Pull out each line of the material that contains the string "aquifer". Treat uppercase and lowercase as different.

——

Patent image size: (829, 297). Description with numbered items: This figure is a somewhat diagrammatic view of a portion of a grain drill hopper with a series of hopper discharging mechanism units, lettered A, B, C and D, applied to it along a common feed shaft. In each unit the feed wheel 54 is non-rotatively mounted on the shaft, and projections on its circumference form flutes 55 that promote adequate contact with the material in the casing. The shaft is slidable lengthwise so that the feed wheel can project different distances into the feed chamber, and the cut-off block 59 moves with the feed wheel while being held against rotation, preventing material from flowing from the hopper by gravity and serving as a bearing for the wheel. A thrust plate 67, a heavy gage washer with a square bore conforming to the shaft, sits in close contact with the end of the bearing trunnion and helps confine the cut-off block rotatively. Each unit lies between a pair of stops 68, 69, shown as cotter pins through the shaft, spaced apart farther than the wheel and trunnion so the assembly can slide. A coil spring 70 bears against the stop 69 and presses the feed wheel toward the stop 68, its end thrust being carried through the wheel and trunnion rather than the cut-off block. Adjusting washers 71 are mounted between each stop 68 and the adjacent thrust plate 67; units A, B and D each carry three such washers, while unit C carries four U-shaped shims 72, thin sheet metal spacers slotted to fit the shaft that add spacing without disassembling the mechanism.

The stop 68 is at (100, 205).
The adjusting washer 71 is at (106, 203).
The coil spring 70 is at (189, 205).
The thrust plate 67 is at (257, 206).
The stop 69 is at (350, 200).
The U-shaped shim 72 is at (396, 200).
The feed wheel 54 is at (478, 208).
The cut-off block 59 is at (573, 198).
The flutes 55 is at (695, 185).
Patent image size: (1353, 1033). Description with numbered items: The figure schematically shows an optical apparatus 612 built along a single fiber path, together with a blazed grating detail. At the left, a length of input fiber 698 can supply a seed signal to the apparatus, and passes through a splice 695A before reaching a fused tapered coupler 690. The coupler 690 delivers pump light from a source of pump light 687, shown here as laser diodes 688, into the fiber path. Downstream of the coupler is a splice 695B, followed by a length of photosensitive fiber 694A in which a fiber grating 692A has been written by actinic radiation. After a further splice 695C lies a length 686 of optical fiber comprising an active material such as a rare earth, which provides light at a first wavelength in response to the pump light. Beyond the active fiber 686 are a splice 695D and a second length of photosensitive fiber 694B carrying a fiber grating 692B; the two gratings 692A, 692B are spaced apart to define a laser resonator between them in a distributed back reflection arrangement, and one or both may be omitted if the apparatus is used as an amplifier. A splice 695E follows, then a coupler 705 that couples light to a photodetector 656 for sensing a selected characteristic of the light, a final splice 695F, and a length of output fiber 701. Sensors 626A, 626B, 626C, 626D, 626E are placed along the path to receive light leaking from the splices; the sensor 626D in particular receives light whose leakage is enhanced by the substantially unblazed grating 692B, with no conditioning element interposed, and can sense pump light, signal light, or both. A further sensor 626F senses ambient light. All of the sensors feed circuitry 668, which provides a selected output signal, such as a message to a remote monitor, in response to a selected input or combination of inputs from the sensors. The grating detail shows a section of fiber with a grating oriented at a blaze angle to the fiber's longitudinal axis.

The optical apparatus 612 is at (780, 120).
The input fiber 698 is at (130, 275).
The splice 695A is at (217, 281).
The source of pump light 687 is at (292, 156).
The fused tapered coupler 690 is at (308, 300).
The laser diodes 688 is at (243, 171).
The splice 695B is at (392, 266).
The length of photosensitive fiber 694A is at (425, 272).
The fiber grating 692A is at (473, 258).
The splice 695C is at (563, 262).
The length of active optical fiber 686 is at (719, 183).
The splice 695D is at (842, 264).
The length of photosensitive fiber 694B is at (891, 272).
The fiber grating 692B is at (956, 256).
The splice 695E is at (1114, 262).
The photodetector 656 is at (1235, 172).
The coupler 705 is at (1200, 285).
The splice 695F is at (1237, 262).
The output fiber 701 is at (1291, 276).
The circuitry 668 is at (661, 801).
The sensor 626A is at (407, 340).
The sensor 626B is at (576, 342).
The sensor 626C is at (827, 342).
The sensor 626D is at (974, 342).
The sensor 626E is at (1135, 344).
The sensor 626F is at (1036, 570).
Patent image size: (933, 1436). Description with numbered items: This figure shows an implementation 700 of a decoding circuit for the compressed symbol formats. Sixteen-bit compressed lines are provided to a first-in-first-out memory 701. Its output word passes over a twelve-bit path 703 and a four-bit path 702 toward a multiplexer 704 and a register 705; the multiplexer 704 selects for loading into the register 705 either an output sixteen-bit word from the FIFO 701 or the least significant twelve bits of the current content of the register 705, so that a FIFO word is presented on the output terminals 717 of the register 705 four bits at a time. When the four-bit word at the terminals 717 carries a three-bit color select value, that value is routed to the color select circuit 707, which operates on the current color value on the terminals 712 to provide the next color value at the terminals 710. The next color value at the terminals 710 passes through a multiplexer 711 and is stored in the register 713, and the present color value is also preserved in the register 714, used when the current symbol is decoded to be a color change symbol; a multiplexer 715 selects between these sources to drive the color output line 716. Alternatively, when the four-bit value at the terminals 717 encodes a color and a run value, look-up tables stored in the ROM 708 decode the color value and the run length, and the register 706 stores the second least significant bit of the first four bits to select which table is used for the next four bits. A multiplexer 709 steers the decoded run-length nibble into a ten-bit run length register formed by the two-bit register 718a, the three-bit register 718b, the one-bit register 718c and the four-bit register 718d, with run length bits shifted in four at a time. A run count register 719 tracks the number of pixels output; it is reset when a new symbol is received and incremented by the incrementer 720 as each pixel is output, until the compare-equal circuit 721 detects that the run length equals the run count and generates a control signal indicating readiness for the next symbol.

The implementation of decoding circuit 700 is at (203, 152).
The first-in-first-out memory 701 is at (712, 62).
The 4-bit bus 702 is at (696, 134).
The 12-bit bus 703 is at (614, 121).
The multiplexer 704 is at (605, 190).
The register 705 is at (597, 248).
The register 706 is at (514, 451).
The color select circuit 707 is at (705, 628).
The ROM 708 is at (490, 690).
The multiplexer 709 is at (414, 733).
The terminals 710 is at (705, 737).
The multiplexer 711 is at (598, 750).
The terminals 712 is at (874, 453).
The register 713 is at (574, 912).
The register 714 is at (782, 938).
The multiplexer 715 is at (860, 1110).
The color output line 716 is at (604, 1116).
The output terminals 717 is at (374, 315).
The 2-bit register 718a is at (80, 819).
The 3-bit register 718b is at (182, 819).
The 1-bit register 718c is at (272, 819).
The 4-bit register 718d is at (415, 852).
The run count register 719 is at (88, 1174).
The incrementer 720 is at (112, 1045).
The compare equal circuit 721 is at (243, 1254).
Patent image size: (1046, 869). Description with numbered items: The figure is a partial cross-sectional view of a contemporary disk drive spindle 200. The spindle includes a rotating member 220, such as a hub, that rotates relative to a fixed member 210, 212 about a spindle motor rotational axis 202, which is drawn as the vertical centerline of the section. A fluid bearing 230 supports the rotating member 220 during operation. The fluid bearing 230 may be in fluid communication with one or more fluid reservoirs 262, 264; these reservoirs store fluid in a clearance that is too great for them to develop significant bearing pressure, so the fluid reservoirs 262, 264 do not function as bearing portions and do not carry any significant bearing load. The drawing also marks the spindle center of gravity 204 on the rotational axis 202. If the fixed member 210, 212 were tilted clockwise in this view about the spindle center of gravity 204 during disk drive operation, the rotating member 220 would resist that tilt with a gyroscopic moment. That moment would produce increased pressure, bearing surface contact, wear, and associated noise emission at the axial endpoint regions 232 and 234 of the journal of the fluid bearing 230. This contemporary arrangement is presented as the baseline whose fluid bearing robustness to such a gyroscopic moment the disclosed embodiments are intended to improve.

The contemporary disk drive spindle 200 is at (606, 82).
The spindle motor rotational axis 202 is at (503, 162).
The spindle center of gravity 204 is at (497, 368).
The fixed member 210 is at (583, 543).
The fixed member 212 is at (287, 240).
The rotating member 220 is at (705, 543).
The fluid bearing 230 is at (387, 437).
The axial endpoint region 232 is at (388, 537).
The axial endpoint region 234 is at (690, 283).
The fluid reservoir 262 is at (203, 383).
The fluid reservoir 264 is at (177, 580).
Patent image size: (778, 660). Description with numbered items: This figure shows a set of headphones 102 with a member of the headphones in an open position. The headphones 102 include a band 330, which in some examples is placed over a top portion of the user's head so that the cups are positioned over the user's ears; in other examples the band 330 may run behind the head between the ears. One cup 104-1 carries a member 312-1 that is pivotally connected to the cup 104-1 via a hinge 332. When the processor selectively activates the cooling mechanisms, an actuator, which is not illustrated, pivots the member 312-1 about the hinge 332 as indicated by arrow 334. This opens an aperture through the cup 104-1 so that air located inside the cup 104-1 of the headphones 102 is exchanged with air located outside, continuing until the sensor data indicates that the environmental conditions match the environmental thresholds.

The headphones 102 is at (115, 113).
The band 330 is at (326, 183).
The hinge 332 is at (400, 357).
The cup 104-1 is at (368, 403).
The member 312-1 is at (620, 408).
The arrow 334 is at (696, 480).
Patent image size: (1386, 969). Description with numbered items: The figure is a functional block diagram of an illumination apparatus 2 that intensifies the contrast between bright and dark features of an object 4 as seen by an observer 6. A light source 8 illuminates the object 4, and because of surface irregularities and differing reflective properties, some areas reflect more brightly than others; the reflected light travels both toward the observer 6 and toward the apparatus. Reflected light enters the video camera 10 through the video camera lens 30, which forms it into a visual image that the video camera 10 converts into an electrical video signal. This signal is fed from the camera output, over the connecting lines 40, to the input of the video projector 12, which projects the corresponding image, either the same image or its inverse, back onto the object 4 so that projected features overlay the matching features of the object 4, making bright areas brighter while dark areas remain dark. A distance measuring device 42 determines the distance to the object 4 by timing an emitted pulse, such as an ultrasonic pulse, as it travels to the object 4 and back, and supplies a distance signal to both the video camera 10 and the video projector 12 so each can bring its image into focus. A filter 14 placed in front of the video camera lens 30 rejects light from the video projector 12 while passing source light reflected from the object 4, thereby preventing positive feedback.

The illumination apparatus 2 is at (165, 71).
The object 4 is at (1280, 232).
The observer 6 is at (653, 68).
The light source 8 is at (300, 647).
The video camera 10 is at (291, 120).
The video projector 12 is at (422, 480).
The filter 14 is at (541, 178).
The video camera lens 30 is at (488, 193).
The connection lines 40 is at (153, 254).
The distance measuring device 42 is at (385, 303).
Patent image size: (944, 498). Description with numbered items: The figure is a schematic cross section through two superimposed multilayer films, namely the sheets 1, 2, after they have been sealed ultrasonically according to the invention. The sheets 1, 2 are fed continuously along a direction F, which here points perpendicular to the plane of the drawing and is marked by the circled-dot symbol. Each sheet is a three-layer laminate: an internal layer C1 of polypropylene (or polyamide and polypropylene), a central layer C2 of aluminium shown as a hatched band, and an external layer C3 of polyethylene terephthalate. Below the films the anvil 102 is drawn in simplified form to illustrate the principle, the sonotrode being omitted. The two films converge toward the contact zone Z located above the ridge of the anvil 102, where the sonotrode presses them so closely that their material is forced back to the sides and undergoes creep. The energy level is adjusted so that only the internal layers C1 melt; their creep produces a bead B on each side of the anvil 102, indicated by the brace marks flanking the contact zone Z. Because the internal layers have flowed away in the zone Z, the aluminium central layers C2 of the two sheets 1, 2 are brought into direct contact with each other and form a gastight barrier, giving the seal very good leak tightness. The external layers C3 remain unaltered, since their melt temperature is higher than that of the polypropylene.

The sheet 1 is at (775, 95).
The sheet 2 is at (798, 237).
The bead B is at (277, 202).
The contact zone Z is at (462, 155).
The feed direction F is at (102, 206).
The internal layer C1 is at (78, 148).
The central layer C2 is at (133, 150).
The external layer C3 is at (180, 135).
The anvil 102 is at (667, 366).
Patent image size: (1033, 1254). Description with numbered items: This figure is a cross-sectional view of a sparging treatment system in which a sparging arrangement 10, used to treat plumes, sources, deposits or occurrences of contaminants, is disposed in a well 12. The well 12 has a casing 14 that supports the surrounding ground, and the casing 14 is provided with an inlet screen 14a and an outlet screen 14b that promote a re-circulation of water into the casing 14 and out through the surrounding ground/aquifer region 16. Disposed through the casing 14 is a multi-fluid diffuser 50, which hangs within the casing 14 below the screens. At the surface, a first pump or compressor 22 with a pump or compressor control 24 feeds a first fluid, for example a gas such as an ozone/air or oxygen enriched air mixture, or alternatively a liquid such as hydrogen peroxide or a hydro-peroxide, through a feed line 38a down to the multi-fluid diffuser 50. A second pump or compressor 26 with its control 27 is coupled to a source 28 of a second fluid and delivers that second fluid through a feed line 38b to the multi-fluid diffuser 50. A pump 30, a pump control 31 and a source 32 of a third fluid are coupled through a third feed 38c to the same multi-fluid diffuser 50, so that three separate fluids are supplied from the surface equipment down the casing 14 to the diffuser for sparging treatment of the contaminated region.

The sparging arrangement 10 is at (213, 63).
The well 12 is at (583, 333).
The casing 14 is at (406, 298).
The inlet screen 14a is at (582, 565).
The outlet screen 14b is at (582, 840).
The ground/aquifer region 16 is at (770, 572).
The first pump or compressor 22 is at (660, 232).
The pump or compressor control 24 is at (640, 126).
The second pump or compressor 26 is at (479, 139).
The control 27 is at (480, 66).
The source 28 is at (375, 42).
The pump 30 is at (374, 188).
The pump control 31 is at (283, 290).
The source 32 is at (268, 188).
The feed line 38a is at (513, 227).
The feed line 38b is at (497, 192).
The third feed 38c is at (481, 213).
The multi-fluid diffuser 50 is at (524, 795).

——

▸ ANSWER TO THIS TASK
Patent image size: (1033, 1254). Description with numbered items: This figure is a cross-sectional view of a sparging treatment system in which a sparging arrangement 10, used to treat plumes, sources, deposits or occurrences of contaminants, is disposed in a well 12. The well 12 has a casing 14 that supports the surrounding ground, and the casing 14 is provided with an inlet screen 14a and an outlet screen 14b that promote a re-circulation of water into the casing 14 and out through the surrounding ground/aquifer region 16. Disposed through the casing 14 is a multi-fluid diffuser 50, which hangs within the casing 14 below the screens. At the surface, a first pump or compressor 22 with a pump or compressor control 24 feeds a first fluid, for example a gas such as an ozone/air or oxygen enriched air mixture, or alternatively a liquid such as hydrogen peroxide or a hydro-peroxide, through a feed line 38a down to the multi-fluid diffuser 50. A second pump or compressor 26 with its control 27 is coupled to a source 28 of a second fluid and delivers that second fluid through a feed line 38b to the multi-fluid diffuser 50. A pump 30, a pump control 31 and a source 32 of a third fluid are coupled through a third feed 38c to the same multi-fluid diffuser 50, so that three separate fluids are supplied from the surface equipment down the casing 14 to the diffuser for sparging treatment of the contaminated region.
The ground/aquifer region 16 is at (770, 572).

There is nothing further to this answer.